## Aim:
Extract all lines that hold the string "Whois".

'''

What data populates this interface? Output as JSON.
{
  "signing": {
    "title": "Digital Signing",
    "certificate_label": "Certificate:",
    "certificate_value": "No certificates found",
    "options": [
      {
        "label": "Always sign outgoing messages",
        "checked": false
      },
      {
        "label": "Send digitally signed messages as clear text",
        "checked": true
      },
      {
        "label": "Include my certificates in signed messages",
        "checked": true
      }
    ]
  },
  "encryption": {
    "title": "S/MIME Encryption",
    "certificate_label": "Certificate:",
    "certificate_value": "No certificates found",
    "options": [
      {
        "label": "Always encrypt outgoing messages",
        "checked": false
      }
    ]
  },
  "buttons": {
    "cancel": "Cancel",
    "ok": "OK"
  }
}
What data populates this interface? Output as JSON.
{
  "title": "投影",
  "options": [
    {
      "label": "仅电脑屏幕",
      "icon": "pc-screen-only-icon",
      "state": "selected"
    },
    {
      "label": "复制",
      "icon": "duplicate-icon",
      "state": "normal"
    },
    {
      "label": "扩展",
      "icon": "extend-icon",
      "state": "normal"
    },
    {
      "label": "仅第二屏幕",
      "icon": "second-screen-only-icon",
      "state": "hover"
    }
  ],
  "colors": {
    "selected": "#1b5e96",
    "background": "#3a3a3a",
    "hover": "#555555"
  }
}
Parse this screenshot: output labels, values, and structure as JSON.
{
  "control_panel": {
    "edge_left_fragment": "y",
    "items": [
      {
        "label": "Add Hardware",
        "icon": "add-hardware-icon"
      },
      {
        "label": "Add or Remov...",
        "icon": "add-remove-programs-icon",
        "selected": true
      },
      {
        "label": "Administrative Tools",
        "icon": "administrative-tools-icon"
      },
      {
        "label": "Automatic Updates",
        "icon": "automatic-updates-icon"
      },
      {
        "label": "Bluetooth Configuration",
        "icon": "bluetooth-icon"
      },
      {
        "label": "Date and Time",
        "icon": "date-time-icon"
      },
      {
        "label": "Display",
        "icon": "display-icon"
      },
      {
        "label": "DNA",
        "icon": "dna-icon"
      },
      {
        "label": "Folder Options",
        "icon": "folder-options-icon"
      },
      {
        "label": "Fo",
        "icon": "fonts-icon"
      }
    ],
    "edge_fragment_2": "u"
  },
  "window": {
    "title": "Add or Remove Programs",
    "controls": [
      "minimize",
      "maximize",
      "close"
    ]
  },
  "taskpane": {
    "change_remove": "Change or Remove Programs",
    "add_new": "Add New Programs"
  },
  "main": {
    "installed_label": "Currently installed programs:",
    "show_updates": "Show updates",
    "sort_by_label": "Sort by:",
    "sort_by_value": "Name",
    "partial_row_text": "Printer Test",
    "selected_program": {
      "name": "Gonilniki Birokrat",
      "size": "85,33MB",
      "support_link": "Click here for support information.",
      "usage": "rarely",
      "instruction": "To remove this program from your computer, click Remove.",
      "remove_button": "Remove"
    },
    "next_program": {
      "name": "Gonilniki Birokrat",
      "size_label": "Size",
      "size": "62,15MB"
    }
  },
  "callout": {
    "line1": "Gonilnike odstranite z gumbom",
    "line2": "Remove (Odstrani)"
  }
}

'''
'''

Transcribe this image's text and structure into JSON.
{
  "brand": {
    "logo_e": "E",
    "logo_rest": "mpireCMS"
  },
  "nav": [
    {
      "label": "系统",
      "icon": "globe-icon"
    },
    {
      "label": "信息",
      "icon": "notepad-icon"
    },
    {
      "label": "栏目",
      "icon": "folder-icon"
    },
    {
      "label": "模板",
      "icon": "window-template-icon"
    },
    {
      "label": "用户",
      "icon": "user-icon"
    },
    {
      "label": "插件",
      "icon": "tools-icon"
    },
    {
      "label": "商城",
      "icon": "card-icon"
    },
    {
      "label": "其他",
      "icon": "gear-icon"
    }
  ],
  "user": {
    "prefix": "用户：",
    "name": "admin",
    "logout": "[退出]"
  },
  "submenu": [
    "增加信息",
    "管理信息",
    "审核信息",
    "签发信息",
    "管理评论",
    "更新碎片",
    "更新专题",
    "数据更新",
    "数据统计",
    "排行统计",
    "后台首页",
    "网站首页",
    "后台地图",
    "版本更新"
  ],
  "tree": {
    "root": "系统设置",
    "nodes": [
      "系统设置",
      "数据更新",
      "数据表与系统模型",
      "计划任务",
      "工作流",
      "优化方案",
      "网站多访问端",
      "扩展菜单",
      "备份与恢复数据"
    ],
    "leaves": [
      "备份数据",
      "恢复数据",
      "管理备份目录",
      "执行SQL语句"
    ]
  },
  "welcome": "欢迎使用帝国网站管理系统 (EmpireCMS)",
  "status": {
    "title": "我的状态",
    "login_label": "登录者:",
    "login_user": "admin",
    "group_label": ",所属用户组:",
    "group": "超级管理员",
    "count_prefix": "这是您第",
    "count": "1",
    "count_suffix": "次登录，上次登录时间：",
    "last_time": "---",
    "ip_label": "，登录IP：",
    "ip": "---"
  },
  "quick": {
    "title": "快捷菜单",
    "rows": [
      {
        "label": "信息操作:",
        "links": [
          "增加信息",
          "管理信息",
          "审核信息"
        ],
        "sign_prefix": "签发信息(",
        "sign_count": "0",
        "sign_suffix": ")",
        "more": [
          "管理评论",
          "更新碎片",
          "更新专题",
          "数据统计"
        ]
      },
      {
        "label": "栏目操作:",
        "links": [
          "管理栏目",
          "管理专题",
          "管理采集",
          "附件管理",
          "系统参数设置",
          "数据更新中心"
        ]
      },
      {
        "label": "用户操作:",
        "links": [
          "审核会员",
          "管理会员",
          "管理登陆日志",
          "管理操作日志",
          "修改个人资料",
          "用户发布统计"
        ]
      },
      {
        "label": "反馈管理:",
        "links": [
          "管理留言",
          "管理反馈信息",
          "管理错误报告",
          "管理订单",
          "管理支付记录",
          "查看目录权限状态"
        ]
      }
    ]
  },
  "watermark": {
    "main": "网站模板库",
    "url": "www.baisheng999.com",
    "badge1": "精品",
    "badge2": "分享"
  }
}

'''
'''

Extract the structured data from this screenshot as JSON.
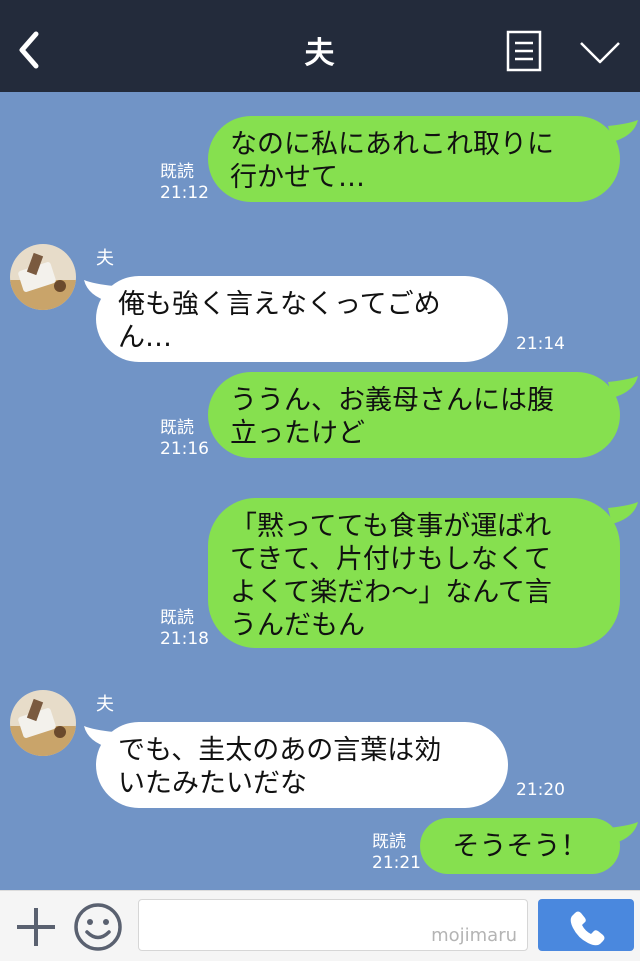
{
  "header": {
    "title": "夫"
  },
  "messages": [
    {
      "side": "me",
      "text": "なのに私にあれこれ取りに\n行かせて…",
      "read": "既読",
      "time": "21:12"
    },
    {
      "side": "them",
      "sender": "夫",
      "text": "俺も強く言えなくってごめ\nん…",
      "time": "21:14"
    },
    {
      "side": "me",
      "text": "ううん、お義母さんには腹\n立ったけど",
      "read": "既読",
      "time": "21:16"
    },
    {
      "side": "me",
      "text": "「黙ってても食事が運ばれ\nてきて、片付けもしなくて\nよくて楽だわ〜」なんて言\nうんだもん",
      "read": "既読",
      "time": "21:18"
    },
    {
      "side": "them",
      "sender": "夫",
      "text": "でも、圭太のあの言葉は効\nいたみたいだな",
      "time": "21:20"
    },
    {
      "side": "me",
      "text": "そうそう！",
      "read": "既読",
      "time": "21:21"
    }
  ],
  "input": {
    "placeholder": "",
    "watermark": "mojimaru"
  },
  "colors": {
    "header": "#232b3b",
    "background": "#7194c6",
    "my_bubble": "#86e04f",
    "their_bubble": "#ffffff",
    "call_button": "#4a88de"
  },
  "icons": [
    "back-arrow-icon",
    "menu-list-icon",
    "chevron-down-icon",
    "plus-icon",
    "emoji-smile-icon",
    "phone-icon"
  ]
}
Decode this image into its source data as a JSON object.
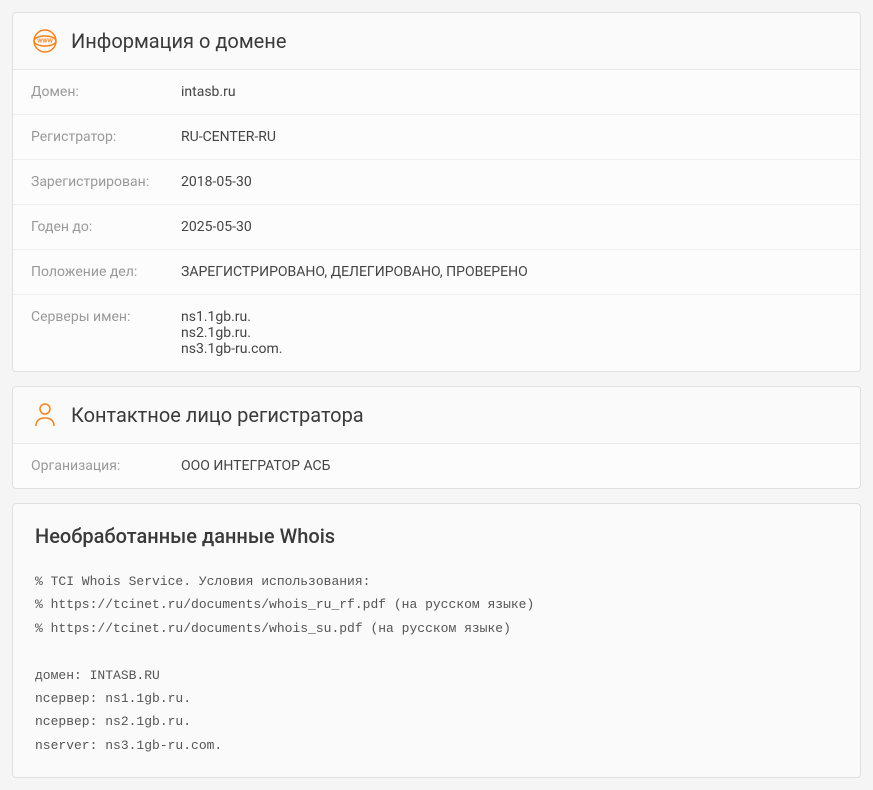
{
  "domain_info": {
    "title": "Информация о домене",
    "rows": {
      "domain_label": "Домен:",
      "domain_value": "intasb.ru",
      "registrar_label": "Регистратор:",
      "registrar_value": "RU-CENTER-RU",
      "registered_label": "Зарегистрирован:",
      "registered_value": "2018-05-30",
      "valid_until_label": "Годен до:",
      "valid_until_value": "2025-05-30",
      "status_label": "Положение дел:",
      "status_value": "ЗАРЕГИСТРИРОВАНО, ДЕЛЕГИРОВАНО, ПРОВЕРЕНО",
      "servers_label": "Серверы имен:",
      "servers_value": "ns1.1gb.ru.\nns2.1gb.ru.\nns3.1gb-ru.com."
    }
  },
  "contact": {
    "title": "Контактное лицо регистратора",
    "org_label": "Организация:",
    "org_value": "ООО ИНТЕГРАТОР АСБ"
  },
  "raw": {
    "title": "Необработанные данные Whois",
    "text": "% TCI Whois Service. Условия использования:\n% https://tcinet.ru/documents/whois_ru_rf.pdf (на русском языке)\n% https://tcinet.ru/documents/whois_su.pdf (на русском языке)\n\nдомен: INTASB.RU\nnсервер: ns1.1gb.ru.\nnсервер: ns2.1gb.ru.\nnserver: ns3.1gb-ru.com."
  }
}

'''

## Answer for this exercise:
    "title": "Необработанные данные Whois",
    "text": "% TCI Whois Service. Условия использования:\n% https://tcinet.ru/documents/whois_ru_rf.pdf (на русском языке)\n% https://tcinet.ru/documents/whois_su.pdf (на русском языке)\n\nдомен: INTASB.RU\nnсервер: ns1.1gb.ru.\nnсервер: ns2.1gb.ru.\nnserver: ns3.1gb-ru.com."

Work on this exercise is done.